** START OF Entries shown **

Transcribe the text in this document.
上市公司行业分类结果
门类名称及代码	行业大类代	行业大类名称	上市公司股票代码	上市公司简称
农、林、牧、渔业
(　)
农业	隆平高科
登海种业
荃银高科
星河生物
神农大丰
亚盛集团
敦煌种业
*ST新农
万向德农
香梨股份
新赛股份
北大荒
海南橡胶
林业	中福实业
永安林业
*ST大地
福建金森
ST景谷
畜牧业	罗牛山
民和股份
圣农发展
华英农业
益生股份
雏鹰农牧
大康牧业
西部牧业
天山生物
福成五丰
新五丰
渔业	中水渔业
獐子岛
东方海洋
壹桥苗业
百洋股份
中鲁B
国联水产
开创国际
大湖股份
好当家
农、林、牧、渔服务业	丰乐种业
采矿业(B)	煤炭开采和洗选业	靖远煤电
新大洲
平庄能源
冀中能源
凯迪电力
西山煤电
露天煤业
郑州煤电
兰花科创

** END OF Entries shown **
** START OF Entries shown **

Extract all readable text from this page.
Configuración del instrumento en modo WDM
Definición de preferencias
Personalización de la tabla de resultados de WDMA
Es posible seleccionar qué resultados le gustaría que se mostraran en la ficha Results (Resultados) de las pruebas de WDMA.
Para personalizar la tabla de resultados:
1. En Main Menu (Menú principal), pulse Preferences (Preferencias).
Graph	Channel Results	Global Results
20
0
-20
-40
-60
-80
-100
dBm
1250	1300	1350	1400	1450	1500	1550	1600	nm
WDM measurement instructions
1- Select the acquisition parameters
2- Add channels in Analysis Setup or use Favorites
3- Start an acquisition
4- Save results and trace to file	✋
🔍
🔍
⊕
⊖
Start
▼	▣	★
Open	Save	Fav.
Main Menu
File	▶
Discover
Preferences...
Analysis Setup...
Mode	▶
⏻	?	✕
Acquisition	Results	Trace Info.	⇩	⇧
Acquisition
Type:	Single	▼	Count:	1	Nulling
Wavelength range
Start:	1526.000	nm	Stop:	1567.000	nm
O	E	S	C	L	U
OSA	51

** END OF Entries shown **
** START OF Entries shown **

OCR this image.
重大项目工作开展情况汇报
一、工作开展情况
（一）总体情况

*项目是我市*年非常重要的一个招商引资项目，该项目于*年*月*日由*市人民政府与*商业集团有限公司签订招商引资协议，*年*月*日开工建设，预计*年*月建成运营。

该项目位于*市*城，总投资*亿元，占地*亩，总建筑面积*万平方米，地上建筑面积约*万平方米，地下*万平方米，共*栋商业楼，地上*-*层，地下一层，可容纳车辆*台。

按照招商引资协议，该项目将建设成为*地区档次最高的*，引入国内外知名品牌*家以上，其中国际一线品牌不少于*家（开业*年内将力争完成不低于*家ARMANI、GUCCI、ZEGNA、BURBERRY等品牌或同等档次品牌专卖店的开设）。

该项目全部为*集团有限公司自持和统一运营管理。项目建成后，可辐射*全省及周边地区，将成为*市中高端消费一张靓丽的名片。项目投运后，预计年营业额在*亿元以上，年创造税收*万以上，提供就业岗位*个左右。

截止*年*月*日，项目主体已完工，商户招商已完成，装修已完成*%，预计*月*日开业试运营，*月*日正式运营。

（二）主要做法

** END OF Entries shown **

Prompt - Identify every line above with the string "resultados" in it. Copy those lines.

Written reply -
Personalización de la tabla de resultados de WDMA
Es posible seleccionar qué resultados le gustaría que se mostraran en la ficha Results (Resultados) de las pruebas de WDMA.
Para personalizar la tabla de resultados:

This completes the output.